(Dataset records)
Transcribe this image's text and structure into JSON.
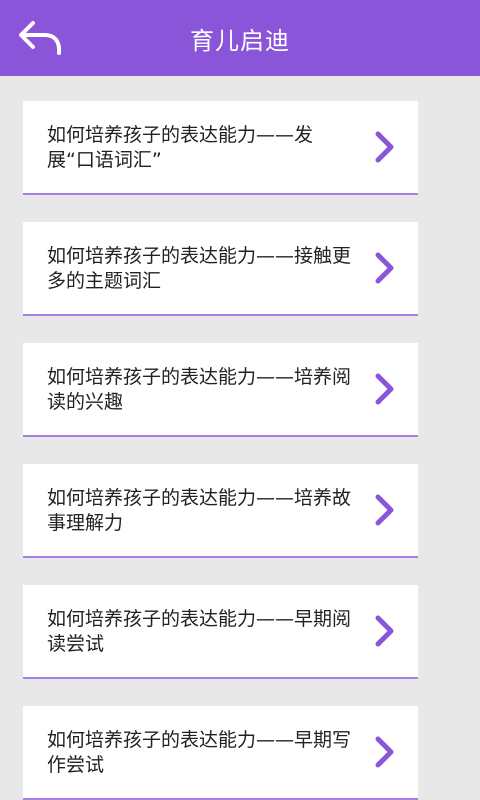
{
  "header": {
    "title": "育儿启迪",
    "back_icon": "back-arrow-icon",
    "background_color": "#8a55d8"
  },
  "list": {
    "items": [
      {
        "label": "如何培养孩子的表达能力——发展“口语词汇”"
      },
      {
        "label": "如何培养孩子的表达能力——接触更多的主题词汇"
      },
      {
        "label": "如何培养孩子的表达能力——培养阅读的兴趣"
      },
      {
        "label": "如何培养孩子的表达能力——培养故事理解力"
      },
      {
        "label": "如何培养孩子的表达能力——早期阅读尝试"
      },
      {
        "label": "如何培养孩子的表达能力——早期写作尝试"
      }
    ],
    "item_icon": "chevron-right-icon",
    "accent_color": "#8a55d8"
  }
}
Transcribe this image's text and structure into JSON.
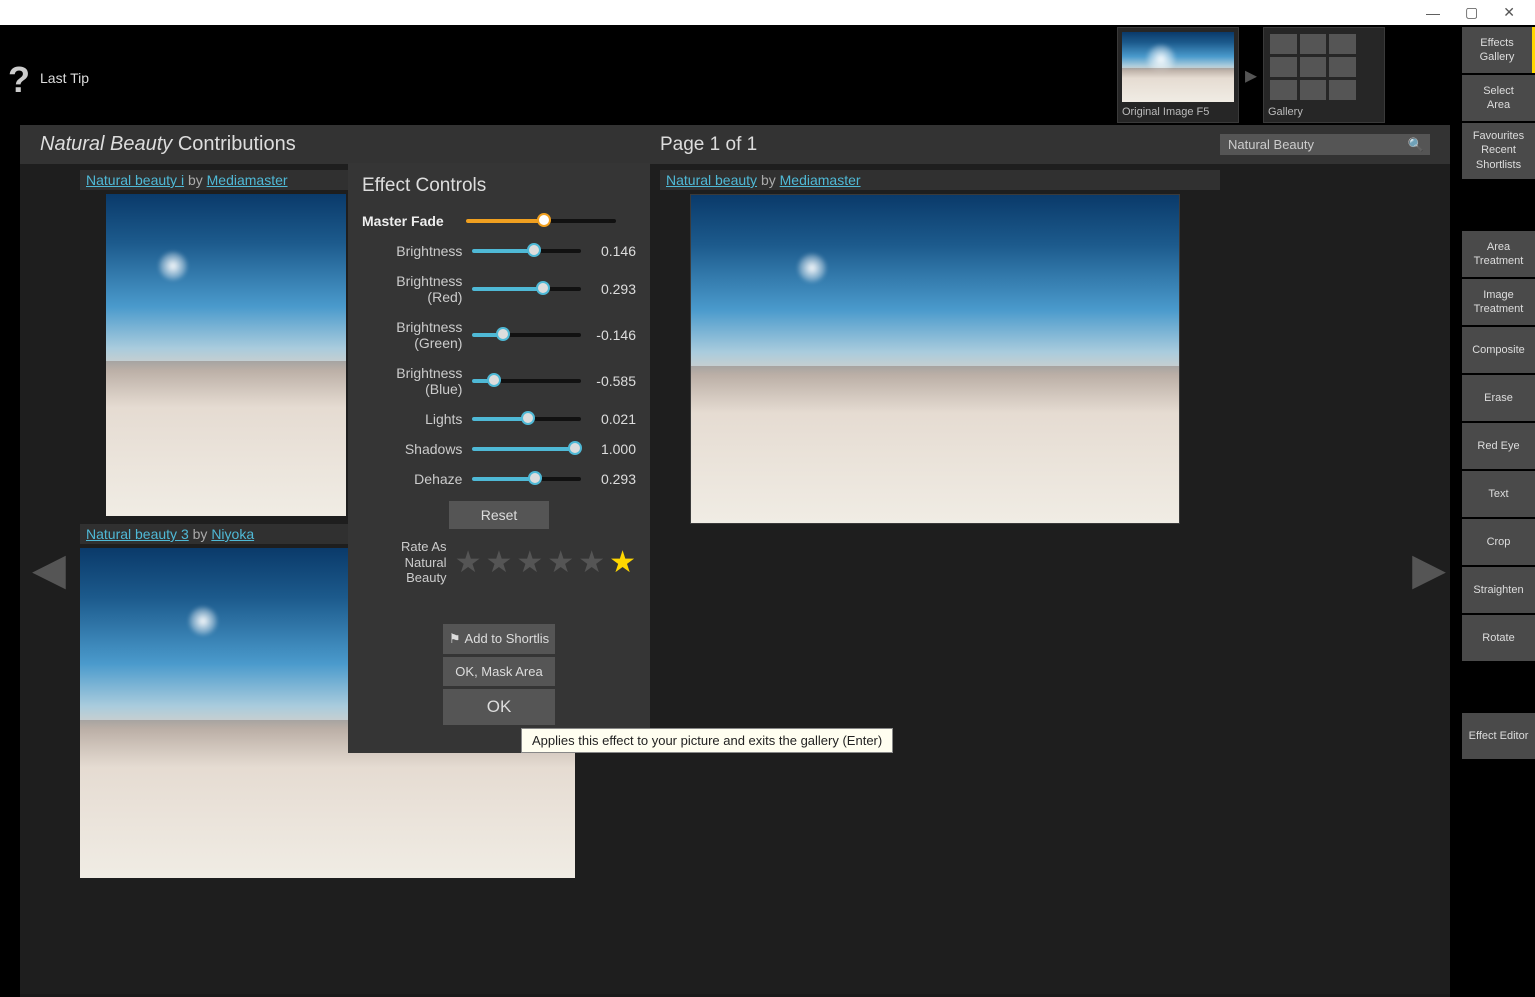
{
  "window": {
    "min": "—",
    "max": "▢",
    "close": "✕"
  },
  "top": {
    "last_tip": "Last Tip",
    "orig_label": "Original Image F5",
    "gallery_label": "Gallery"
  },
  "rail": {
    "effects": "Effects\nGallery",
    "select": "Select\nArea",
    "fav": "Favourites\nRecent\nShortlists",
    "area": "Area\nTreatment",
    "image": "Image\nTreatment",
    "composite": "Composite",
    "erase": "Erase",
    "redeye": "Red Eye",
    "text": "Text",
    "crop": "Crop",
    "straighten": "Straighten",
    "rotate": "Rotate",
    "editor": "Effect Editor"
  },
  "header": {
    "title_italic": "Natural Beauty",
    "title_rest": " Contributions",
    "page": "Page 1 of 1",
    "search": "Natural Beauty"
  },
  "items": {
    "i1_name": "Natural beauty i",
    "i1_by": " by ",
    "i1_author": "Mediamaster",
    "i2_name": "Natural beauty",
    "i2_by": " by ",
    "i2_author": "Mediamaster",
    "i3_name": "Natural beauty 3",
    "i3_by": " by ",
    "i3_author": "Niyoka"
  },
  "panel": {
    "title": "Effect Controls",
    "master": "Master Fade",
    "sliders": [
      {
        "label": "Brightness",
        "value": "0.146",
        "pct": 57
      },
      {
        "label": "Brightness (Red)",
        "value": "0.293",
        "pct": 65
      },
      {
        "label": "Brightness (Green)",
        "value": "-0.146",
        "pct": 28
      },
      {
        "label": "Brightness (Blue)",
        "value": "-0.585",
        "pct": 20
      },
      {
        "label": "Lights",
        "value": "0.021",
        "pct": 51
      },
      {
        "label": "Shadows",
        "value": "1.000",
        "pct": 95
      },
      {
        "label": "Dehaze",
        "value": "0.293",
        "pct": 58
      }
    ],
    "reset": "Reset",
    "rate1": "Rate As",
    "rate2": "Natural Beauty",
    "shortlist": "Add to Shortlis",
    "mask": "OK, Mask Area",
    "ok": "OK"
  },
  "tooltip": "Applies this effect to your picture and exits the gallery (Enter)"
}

==

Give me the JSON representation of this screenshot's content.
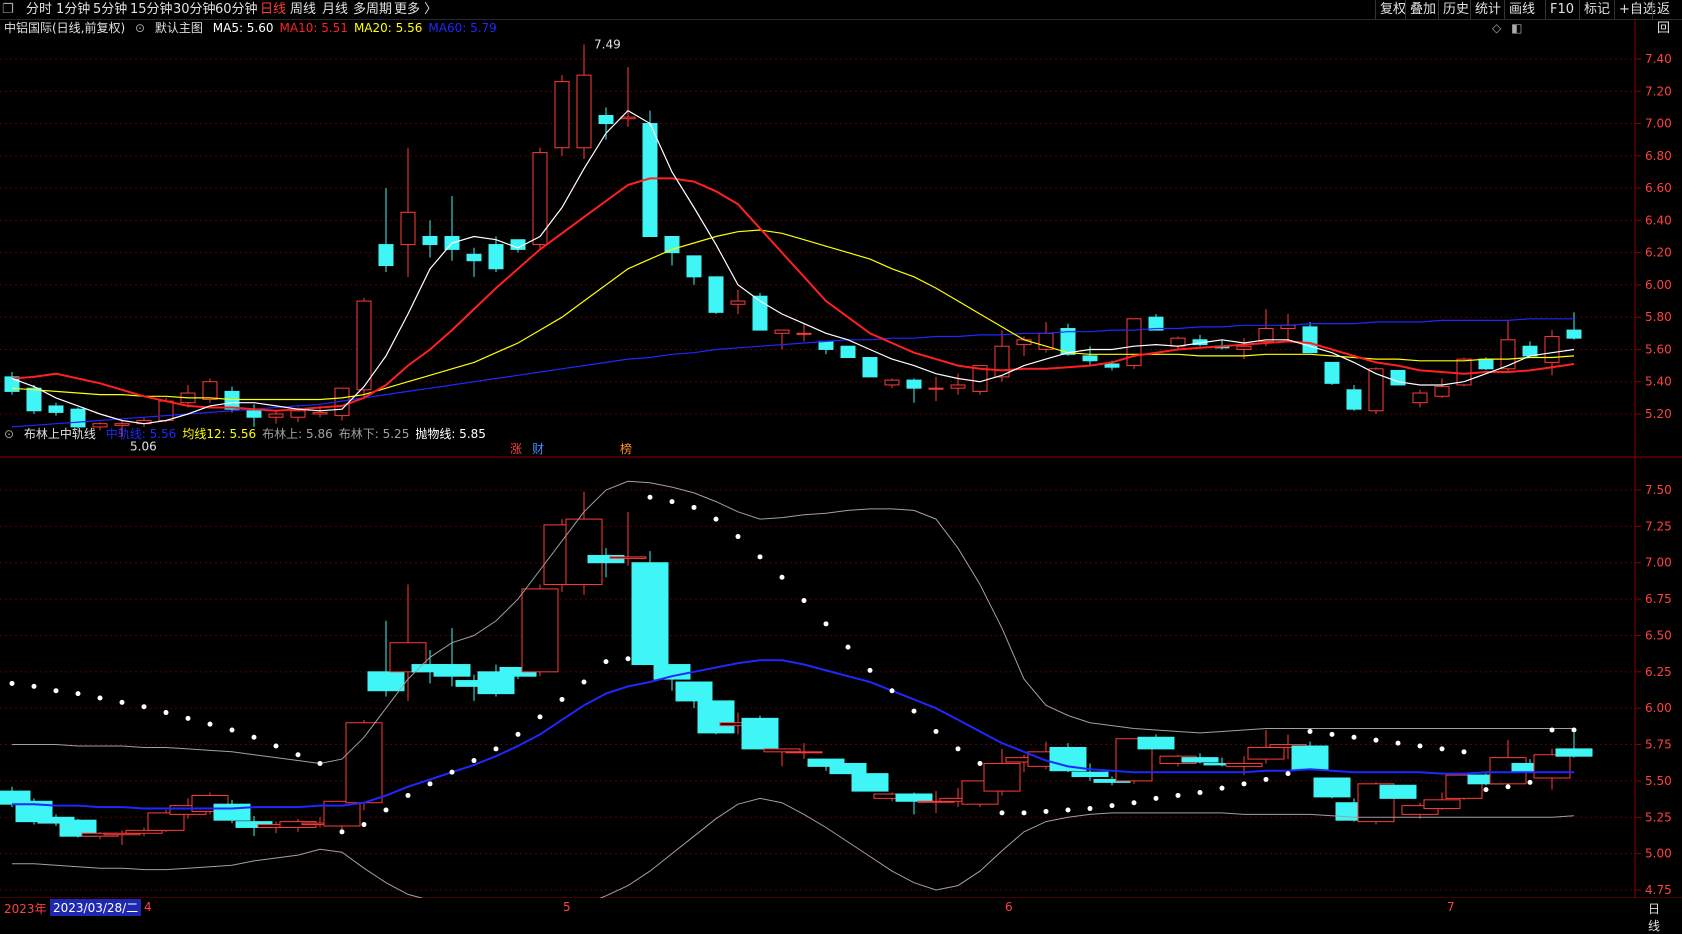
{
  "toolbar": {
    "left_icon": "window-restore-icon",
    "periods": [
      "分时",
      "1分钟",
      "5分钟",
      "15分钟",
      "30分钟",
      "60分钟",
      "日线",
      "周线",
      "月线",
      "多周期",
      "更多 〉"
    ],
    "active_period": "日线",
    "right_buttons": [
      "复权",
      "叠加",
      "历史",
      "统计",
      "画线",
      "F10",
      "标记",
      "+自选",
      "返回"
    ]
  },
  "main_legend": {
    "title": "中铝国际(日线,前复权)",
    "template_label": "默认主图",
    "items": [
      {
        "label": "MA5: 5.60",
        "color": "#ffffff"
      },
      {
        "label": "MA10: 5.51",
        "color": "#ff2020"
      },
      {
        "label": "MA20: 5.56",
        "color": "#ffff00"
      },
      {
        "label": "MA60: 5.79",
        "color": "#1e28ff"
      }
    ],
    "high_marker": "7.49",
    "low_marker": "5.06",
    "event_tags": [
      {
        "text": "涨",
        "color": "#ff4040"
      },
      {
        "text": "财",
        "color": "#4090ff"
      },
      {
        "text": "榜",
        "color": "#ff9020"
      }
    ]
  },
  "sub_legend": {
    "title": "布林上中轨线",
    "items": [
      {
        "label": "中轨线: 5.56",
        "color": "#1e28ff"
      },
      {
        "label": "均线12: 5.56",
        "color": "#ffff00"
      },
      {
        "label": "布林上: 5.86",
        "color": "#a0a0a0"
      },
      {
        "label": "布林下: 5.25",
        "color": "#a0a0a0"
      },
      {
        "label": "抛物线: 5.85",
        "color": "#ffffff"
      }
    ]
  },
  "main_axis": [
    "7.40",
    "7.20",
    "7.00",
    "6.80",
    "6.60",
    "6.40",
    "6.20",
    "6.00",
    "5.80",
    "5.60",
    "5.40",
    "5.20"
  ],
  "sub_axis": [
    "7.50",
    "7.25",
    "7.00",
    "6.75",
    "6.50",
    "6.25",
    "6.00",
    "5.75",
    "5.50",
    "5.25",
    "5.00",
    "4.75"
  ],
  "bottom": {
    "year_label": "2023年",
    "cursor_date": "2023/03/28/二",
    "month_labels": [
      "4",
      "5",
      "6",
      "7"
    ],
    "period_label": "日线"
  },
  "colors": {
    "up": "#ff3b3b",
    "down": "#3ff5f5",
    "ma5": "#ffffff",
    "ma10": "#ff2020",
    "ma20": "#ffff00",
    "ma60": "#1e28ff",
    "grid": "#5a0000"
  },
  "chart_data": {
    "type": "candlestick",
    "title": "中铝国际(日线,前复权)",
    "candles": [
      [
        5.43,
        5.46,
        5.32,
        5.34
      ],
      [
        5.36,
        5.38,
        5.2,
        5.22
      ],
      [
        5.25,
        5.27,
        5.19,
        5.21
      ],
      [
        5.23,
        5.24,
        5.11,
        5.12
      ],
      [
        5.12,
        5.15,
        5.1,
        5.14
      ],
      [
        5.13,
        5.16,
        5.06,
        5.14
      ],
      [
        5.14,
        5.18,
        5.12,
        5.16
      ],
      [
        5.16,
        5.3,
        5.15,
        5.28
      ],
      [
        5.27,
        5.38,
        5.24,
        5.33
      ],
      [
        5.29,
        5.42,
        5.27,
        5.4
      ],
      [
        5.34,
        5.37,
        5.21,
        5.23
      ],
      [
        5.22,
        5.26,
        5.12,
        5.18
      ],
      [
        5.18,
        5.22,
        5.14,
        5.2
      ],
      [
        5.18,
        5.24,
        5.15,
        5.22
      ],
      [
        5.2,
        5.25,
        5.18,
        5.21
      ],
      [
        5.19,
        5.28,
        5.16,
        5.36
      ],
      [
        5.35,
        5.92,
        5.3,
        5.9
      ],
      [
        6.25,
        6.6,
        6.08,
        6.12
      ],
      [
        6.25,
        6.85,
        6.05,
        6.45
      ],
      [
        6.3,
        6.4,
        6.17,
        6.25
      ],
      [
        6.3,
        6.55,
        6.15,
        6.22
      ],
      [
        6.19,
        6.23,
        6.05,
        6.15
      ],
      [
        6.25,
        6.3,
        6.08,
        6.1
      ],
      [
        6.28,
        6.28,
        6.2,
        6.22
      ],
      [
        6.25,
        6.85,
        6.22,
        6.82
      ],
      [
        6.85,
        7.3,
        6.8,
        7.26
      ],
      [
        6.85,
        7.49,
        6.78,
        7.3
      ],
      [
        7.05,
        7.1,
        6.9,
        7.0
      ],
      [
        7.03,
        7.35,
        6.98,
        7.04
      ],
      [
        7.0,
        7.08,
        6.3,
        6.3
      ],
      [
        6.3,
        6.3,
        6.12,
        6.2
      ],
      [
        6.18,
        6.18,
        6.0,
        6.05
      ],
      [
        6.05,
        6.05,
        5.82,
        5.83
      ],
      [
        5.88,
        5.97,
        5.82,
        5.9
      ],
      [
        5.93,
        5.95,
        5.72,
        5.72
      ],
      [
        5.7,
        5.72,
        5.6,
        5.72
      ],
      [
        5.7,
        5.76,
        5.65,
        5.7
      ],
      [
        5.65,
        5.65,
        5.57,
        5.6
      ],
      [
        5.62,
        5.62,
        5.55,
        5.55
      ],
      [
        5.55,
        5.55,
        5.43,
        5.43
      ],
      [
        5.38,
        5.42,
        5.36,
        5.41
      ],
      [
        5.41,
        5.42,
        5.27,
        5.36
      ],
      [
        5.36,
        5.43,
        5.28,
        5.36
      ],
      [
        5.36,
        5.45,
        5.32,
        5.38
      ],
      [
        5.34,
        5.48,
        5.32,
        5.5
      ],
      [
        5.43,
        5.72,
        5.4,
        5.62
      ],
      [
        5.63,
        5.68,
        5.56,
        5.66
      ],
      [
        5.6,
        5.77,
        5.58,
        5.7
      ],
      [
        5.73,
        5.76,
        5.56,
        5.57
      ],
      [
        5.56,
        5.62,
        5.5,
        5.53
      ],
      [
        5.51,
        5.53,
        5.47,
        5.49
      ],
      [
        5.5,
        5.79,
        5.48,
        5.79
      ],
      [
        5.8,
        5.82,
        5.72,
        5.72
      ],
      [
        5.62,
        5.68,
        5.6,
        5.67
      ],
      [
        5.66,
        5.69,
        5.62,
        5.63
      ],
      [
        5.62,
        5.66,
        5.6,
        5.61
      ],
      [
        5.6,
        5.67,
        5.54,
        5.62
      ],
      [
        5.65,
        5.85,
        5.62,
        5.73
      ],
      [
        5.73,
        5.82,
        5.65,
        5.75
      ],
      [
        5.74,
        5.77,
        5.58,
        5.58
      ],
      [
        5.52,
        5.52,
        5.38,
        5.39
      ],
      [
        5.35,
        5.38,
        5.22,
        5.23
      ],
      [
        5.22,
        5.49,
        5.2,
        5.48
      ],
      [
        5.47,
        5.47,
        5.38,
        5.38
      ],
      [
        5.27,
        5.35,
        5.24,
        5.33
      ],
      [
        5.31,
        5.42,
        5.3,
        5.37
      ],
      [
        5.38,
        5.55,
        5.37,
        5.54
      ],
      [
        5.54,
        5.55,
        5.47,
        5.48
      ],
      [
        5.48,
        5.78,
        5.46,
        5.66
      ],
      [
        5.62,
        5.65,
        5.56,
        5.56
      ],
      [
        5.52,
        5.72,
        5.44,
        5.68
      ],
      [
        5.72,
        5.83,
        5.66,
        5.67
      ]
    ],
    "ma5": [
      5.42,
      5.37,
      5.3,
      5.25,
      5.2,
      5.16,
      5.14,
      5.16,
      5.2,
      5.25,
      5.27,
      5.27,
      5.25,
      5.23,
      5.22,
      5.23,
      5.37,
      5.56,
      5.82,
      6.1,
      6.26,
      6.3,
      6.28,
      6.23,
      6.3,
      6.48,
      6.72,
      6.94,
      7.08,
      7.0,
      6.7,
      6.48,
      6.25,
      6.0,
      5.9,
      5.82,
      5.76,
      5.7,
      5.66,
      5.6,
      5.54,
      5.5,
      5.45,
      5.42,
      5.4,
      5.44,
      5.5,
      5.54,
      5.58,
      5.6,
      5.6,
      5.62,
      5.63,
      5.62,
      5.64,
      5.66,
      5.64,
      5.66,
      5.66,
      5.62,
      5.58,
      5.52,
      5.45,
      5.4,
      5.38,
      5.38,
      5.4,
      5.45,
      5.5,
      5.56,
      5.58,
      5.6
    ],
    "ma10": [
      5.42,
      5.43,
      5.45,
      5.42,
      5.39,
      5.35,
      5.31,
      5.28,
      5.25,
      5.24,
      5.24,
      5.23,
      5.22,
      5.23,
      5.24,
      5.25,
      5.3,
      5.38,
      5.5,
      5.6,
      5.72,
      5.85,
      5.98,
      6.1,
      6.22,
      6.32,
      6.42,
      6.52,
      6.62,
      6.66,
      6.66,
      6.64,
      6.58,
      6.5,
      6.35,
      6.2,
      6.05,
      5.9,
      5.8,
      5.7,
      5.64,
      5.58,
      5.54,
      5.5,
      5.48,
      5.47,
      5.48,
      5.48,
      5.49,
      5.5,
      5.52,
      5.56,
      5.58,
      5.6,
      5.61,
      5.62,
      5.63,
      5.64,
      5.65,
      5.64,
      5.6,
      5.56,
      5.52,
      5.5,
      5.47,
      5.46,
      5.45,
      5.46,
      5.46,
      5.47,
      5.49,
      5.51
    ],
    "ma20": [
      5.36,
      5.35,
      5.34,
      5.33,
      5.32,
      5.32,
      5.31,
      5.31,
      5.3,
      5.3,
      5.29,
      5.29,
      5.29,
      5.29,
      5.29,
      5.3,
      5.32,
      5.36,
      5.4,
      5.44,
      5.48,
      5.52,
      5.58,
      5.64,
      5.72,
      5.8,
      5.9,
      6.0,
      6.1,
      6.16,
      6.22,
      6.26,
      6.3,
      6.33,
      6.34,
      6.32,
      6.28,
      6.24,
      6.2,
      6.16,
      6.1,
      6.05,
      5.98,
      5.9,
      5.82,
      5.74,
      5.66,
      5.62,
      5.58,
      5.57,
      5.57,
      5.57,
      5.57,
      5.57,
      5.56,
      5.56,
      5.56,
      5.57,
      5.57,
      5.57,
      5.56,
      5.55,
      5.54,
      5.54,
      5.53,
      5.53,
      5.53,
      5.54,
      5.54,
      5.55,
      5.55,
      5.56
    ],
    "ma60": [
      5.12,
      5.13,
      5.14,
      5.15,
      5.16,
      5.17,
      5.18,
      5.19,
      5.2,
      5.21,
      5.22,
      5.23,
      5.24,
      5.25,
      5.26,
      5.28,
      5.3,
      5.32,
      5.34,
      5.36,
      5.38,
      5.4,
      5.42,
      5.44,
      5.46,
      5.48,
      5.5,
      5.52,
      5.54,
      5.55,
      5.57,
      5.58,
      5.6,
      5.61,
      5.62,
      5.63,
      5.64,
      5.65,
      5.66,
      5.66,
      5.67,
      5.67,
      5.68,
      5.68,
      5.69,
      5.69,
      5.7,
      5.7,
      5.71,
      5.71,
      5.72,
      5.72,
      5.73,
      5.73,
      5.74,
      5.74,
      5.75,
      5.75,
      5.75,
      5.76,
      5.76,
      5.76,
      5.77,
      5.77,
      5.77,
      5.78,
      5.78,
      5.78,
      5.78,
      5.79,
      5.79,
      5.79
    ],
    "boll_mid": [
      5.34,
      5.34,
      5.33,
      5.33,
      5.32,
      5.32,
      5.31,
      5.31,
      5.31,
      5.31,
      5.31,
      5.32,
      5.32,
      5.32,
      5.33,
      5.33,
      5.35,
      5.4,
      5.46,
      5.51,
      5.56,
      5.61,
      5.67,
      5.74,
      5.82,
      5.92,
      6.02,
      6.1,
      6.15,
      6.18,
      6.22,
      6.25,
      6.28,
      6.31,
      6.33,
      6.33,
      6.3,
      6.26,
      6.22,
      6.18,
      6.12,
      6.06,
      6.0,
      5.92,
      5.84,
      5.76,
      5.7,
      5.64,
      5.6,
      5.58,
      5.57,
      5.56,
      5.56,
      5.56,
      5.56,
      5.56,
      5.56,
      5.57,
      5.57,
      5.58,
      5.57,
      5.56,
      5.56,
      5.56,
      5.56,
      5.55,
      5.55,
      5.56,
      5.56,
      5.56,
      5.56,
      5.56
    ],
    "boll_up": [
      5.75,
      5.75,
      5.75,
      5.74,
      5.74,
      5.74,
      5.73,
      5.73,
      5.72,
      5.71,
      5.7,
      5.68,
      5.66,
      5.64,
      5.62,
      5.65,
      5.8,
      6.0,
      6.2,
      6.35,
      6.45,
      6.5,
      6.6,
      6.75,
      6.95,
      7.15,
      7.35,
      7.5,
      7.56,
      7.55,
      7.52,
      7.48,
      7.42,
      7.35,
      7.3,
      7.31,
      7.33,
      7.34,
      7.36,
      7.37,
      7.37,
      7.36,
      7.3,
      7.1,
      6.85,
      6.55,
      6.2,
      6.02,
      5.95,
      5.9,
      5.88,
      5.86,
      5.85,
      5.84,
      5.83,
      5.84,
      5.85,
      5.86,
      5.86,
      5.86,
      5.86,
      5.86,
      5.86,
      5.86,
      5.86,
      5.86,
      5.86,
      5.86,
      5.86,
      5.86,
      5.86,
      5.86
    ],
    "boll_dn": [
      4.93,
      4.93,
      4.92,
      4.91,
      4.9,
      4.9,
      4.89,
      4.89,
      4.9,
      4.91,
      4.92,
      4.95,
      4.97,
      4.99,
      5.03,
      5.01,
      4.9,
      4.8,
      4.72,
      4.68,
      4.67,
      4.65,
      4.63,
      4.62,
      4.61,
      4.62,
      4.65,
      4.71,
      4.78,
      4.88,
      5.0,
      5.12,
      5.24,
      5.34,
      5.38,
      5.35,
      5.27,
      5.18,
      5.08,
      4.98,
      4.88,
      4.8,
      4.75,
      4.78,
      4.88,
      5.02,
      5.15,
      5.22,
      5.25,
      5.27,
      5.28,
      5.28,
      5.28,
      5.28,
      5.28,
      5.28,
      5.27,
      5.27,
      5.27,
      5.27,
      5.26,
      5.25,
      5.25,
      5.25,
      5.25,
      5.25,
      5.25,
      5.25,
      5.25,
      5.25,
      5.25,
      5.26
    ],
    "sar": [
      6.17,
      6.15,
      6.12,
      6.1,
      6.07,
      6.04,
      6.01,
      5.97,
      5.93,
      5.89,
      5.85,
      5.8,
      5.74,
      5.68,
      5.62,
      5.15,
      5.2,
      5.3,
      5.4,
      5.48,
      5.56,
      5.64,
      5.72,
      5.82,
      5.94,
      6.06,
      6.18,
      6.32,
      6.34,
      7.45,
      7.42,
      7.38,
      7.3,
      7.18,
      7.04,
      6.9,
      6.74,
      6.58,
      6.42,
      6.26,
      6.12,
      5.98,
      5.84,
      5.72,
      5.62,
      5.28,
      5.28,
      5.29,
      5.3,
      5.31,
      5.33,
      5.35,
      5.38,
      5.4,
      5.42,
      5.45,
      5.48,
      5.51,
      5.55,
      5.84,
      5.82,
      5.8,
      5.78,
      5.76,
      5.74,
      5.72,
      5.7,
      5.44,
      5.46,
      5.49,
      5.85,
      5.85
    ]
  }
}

▸ AIM: From the listing above, pick out each line where the word "text" appears.

▸ FINISHED ANSWER:
Transcribe this image's text and structure into JSON.
Transcribe this image's text and structure into JSON.
    "text": "Text",
        "text": "涨",
        "text": "财",
        "text": "榜",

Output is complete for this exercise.